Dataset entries
------------------------

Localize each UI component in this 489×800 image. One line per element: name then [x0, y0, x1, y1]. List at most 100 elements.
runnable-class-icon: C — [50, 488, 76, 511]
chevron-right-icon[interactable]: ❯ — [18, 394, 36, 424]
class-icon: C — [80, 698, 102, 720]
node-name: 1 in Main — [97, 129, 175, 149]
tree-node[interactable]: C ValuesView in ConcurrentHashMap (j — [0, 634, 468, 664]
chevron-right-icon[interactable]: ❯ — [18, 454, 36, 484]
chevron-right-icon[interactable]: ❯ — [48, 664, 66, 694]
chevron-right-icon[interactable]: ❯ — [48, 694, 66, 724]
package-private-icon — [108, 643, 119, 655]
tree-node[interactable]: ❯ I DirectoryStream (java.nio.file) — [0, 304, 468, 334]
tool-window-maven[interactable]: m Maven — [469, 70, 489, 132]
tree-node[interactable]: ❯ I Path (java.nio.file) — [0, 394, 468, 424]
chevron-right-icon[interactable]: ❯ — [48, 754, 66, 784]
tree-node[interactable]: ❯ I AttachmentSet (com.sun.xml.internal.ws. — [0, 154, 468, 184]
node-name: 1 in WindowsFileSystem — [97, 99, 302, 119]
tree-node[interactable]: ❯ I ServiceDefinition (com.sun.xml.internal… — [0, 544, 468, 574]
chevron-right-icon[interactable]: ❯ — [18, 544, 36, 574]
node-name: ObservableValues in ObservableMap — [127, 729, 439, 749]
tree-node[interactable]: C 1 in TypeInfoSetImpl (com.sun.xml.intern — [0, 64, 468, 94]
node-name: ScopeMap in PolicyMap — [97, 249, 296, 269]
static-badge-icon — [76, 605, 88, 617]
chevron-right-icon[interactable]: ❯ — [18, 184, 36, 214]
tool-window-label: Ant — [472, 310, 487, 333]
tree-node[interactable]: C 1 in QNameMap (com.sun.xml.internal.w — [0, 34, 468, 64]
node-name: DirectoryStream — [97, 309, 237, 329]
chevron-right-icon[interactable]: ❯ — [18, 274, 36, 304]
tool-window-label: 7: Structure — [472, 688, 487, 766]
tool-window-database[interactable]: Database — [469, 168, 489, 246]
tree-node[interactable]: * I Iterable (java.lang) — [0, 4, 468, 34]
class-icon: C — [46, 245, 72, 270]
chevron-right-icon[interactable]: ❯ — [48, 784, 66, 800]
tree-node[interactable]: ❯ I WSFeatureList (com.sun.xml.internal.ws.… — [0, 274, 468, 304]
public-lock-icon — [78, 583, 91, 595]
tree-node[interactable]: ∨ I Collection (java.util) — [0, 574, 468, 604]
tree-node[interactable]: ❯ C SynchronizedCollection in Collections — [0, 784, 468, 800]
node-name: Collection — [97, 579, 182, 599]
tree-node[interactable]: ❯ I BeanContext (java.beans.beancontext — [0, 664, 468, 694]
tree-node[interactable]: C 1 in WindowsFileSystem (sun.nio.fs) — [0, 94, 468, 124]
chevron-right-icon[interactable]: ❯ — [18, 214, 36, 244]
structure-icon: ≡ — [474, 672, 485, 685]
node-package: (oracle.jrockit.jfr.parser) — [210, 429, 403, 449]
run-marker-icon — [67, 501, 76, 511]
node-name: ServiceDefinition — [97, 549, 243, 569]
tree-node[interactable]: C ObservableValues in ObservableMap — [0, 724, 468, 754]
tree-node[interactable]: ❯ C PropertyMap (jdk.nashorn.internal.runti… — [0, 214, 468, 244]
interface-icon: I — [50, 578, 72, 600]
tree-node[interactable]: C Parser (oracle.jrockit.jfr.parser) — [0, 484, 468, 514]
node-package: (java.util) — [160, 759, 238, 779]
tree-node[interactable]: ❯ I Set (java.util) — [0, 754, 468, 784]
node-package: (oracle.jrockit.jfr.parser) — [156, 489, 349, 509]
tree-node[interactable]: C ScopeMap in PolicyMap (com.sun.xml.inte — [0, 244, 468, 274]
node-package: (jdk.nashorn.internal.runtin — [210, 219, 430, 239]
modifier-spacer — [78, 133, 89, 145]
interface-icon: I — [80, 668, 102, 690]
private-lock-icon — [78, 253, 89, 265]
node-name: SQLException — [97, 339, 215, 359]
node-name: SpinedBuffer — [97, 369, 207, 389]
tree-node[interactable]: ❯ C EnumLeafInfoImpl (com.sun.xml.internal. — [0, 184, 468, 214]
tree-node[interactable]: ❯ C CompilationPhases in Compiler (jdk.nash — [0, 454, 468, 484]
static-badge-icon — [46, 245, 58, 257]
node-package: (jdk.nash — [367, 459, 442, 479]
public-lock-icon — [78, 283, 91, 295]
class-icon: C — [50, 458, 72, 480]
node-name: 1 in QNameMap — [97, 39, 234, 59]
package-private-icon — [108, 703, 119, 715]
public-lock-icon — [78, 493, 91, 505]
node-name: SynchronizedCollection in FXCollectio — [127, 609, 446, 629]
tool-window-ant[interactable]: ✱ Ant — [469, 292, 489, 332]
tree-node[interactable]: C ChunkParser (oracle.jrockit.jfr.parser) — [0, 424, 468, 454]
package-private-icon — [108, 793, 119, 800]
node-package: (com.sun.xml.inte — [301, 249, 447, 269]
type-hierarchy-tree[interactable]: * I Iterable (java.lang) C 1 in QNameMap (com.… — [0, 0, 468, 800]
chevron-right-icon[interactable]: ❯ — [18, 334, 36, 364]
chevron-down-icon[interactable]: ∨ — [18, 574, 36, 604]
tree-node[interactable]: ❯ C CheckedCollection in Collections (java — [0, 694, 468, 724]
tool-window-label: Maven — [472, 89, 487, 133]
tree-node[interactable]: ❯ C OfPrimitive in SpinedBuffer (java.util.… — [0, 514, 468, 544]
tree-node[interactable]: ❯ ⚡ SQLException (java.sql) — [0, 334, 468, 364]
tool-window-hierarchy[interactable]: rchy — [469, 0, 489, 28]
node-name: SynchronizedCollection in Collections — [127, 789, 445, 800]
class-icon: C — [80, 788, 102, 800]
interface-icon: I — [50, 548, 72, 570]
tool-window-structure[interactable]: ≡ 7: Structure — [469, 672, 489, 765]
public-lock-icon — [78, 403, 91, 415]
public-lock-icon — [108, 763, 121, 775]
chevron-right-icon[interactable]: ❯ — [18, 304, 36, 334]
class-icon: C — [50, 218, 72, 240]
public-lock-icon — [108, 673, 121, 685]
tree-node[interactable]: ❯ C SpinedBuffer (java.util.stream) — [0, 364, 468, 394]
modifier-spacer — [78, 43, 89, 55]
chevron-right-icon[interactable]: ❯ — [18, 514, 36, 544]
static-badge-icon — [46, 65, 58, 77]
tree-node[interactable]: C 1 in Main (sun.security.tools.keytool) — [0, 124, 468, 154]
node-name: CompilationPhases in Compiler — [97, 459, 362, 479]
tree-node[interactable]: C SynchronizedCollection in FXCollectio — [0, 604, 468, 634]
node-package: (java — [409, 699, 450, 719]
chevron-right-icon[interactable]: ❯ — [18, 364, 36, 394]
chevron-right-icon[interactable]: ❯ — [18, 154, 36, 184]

------------------------

§ Directions:
Gather every line from the items above that contains the string "SynchronizedCollection".

§ Expected output:
tree-node[interactable]: ❯ C SynchronizedCollection in Collections — [0, 784, 468, 800]
node-name: SynchronizedCollection in FXCollectio — [127, 609, 446, 629]
node-name: SynchronizedCollection in Collections — [127, 789, 445, 800]
tree-node[interactable]: C SynchronizedCollection in FXCollectio — [0, 604, 468, 634]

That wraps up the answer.